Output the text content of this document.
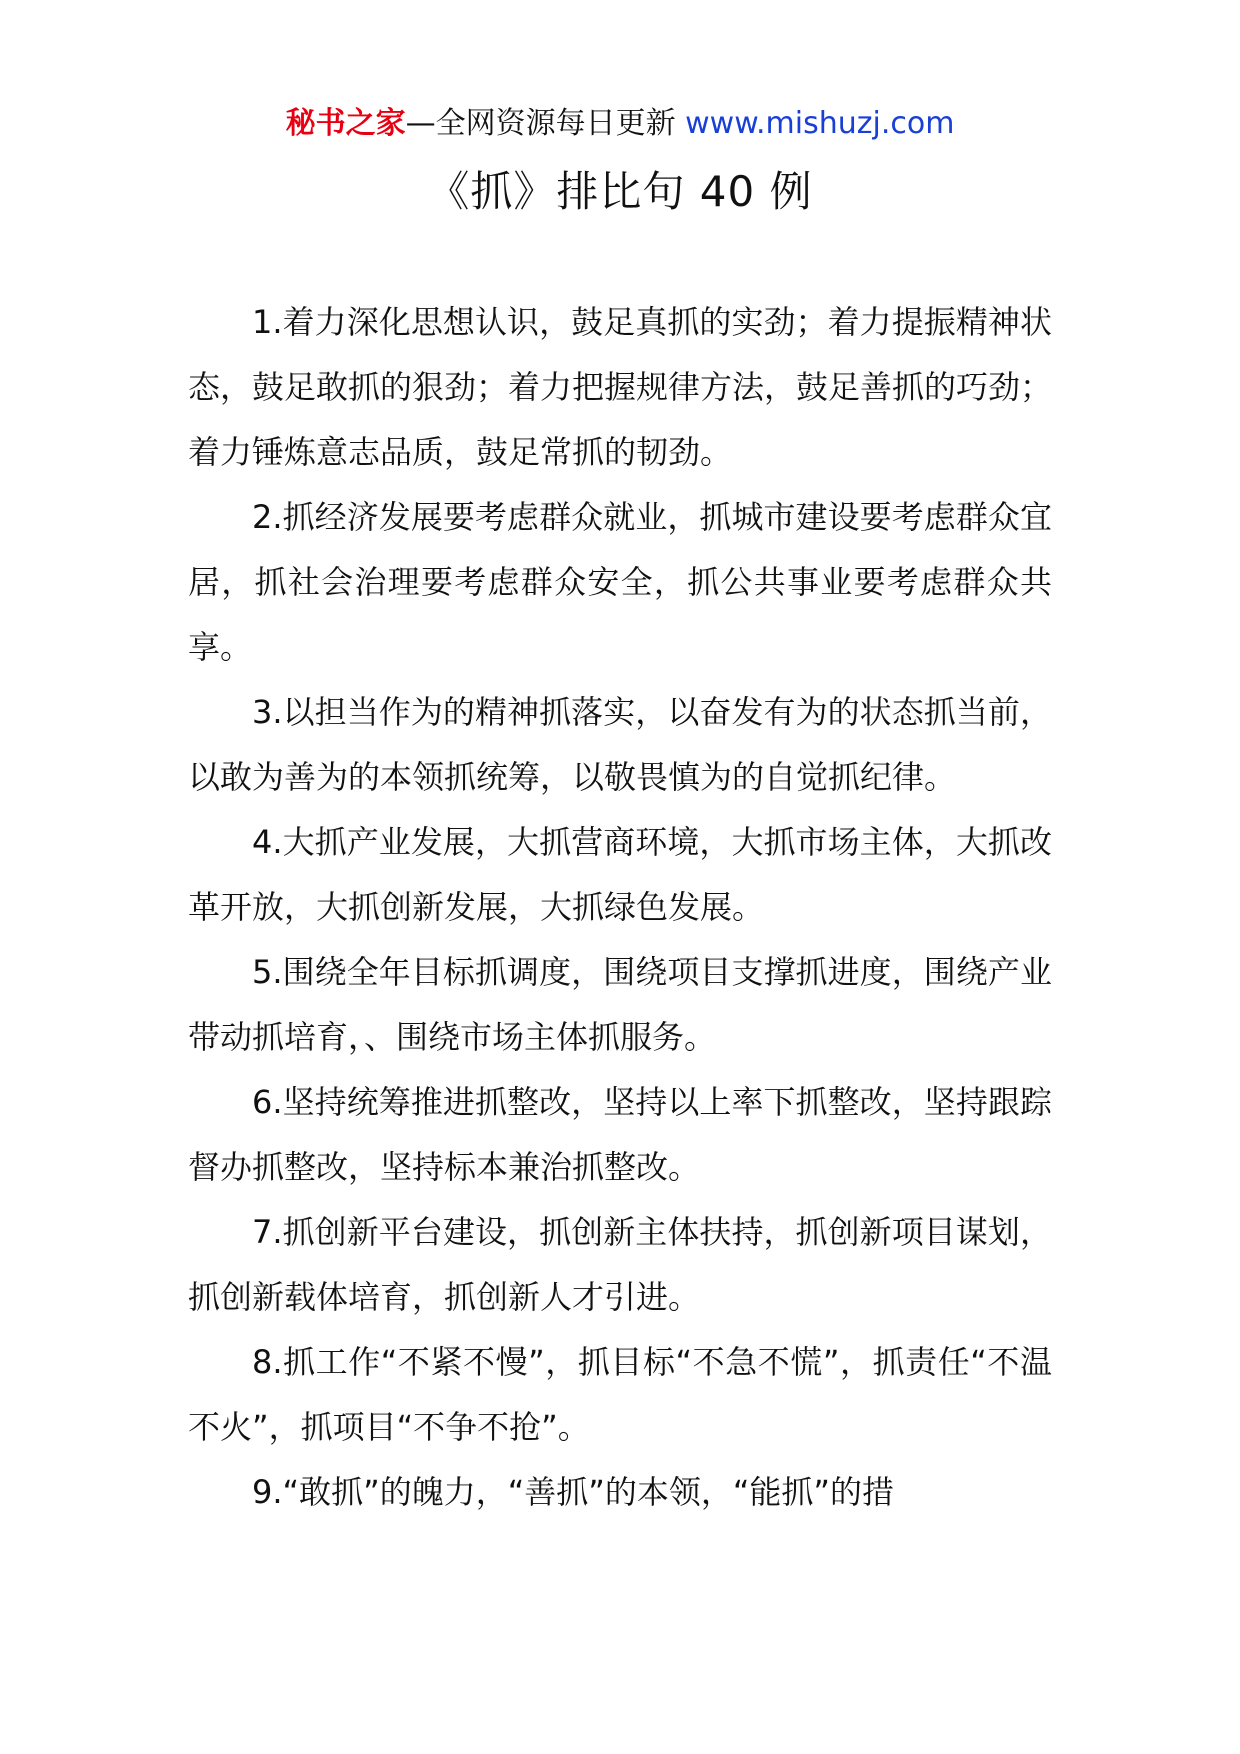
秘书之家—全网资源每日更新 www.mishuzj.com
《抓》排比句 40 例

1.着力深化思想认识，鼓足真抓的实劲；着力提振精神状态，鼓足敢抓的狠劲；着力把握规律方法，鼓足善抓的巧劲；着力锤炼意志品质，鼓足常抓的韧劲。

2.抓经济发展要考虑群众就业，抓城市建设要考虑群众宜居，抓社会治理要考虑群众安全，抓公共事业要考虑群众共享。

3.以担当作为的精神抓落实，以奋发有为的状态抓当前，以敢为善为的本领抓统筹，以敬畏慎为的自觉抓纪律。

4.大抓产业发展，大抓营商环境，大抓市场主体，大抓改革开放，大抓创新发展，大抓绿色发展。

5.围绕全年目标抓调度，围绕项目支撑抓进度，围绕产业带动抓培育，、围绕市场主体抓服务。

6.坚持统筹推进抓整改，坚持以上率下抓整改，坚持跟踪督办抓整改，坚持标本兼治抓整改。

7.抓创新平台建设，抓创新主体扶持，抓创新项目谋划，抓创新载体培育，抓创新人才引进。

8.抓工作“不紧不慢”，抓目标“不急不慌”，抓责任“不温不火”，抓项目“不争不抢”。

9.“敢抓”的魄力，“善抓”的本领，“能抓”的措
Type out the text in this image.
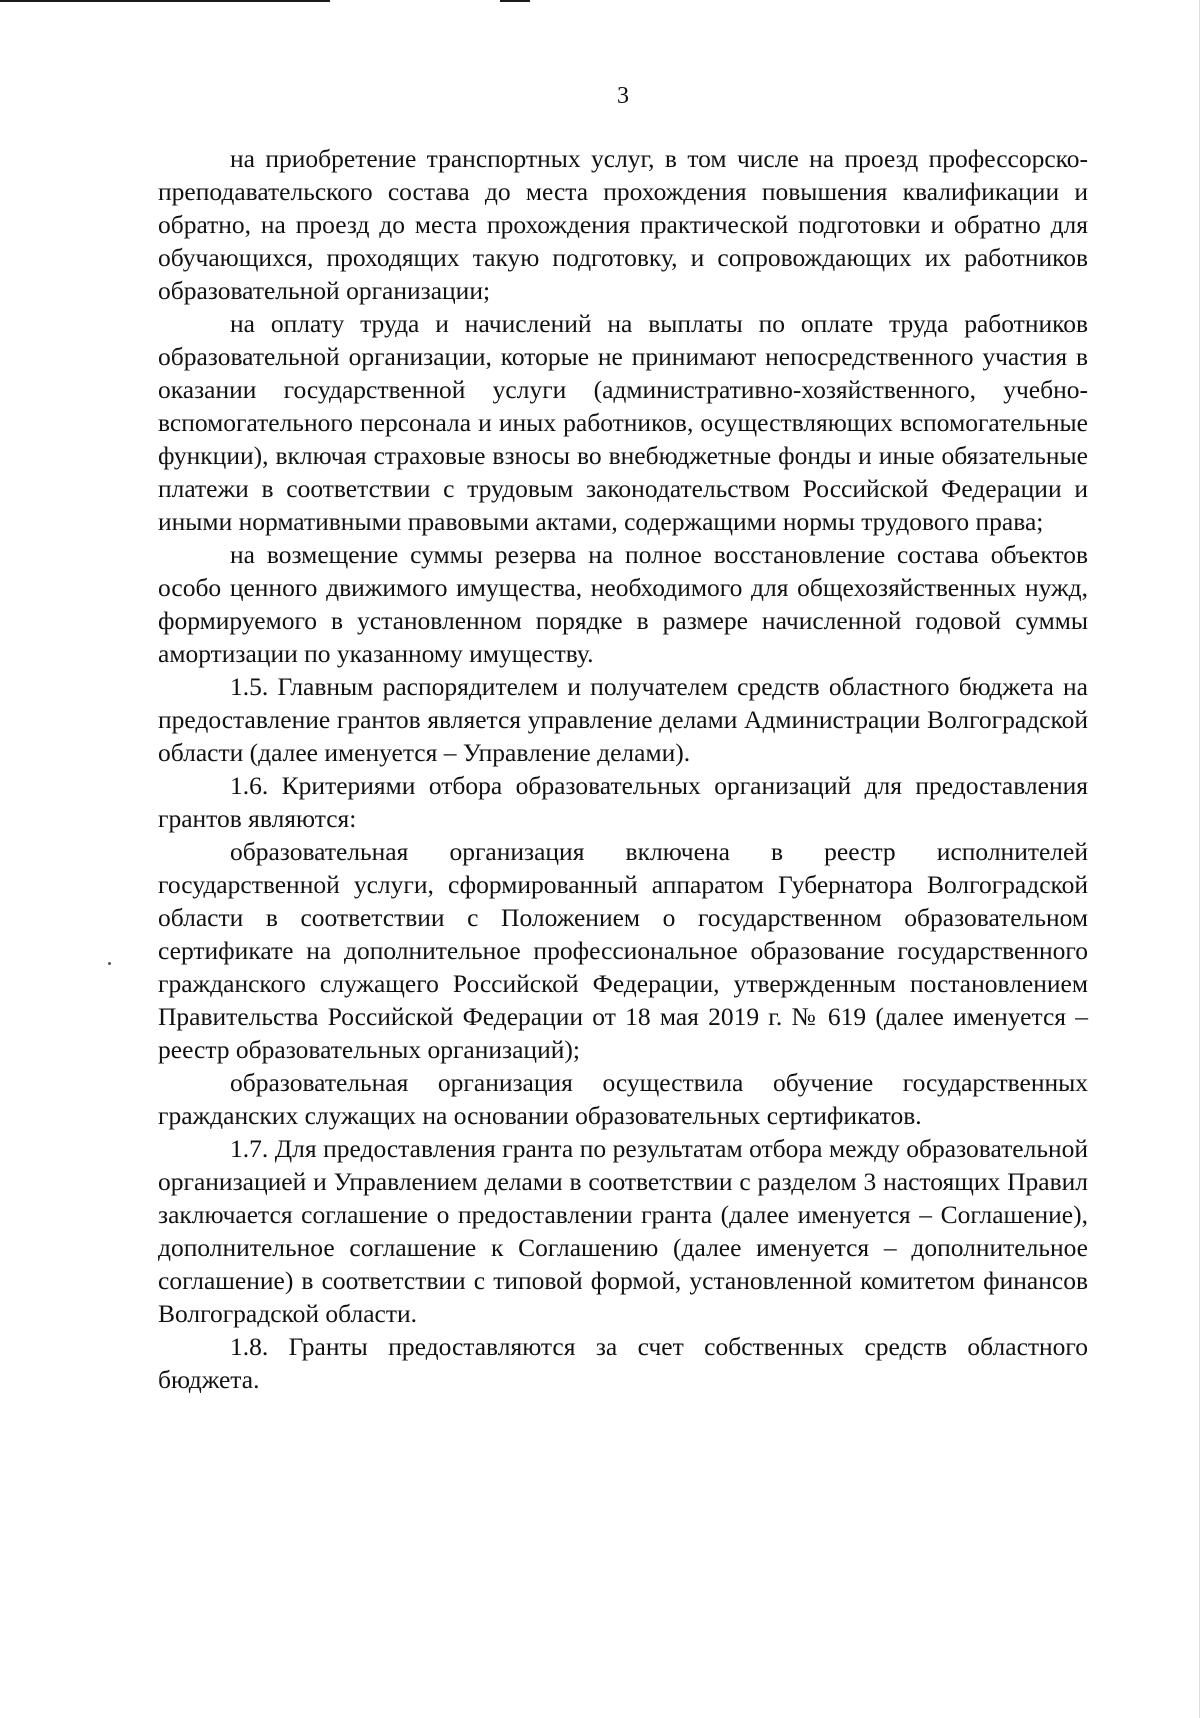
3

на приобретение транспортных услуг, в том числе на проезд профессорско-преподавательского состава до места прохождения повышения квалификации и обратно, на проезд до места прохождения практической подготовки и обратно для обучающихся, проходящих такую подготовку, и сопровождающих их работников образовательной организации;

на оплату труда и начислений на выплаты по оплате труда работников образовательной организации, которые не принимают непосредственного участия в оказании государственной услуги (административно-хозяйственного, учебно-вспомогательного персонала и иных работников, осуществляющих вспомогательные функции), включая страховые взносы во внебюджетные фонды и иные обязательные платежи в соответствии с трудовым законодательством Российской Федерации и иными нормативными правовыми актами, содержащими нормы трудового права;

на возмещение суммы резерва на полное восстановление состава объектов особо ценного движимого имущества, необходимого для общехозяйственных нужд, формируемого в установленном порядке в размере начисленной годовой суммы амортизации по указанному имуществу.

1.5. Главным распорядителем и получателем средств областного бюджета на предоставление грантов является управление делами Администрации Волгоградской области (далее именуется – Управление делами).

1.6. Критериями отбора образовательных организаций для предоставления грантов являются:

образовательная организация включена в реестр исполнителей государственной услуги, сформированный аппаратом Губернатора Волгоградской области в соответствии с Положением о государственном образовательном сертификате на дополнительное профессиональное образование государственного гражданского служащего Российской Федерации, утвержденным постановлением Правительства Российской Федерации от 18 мая 2019 г. № 619 (далее именуется – реестр образовательных организаций);

образовательная организация осуществила обучение государственных гражданских служащих на основании образовательных сертификатов.

1.7. Для предоставления гранта по результатам отбора между образовательной организацией и Управлением делами в соответствии с разделом 3 настоящих Правил заключается соглашение о предоставлении гранта (далее именуется – Соглашение), дополнительное соглашение к Соглашению (далее именуется – дополнительное соглашение) в соответствии с типовой формой, установленной комитетом финансов Волгоградской области.

1.8. Гранты предоставляются за счет собственных средств областного бюджета.
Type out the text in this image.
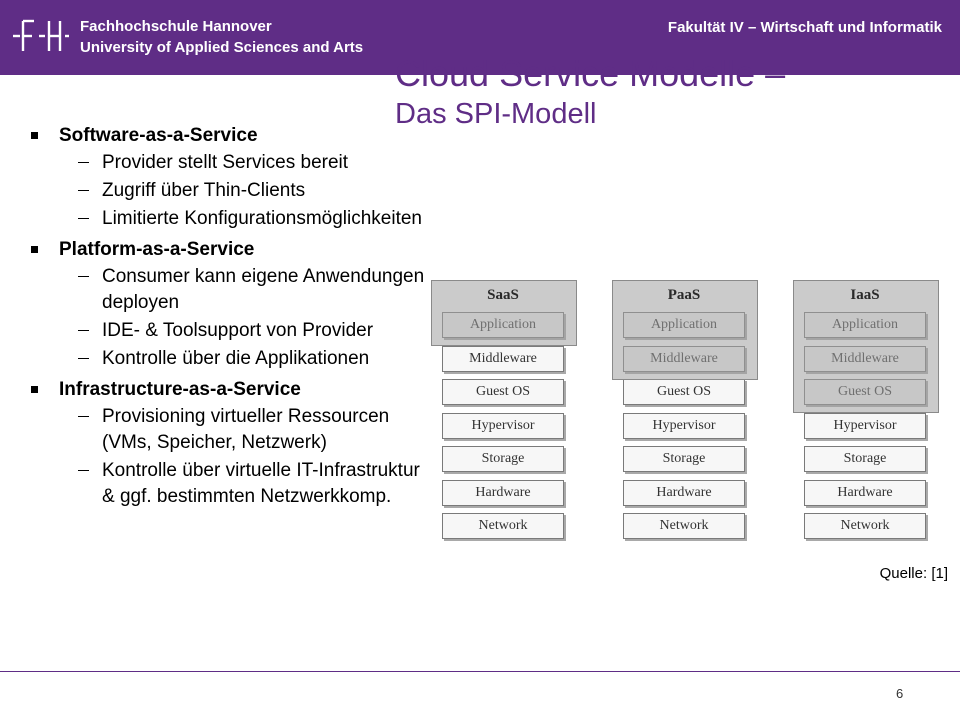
Fachhochschule Hannover
University of Applied Sciences and Arts
Fakultät IV – Wirtschaft und Informatik
Cloud Service Modelle –
Das SPI-Modell
Software-as-a-Service
Provider stellt Services bereit
Zugriff über Thin-Clients
Limitierte Konfigurationsmöglichkeiten
Platform-as-a-Service
Consumer kann eigene Anwendungen deployen
IDE- & Toolsupport von Provider
Kontrolle über die Applikationen
Infrastructure-as-a-Service
Provisioning virtueller Ressourcen (VMs, Speicher, Netzwerk)
Kontrolle über virtuelle IT-Infrastruktur & ggf. bestimmten Netzwerkkomp.
Middleware
Guest OS
Hypervisor
Storage
Hardware
Network
SaaS
Guest OS
Hypervisor
Storage
Hardware
Network
PaaS
Hypervisor
Storage
Hardware
Network
IaaS
Quelle: [1]
6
+++
## Exercise goal
Pull every line holding "über" out of the records.

## Written answer
Zugriff über Thin-Clients
Kontrolle über die Applikationen
Kontrolle über virtuelle IT-Infrastruktur & ggf. bestimmten Netzwerkkomp.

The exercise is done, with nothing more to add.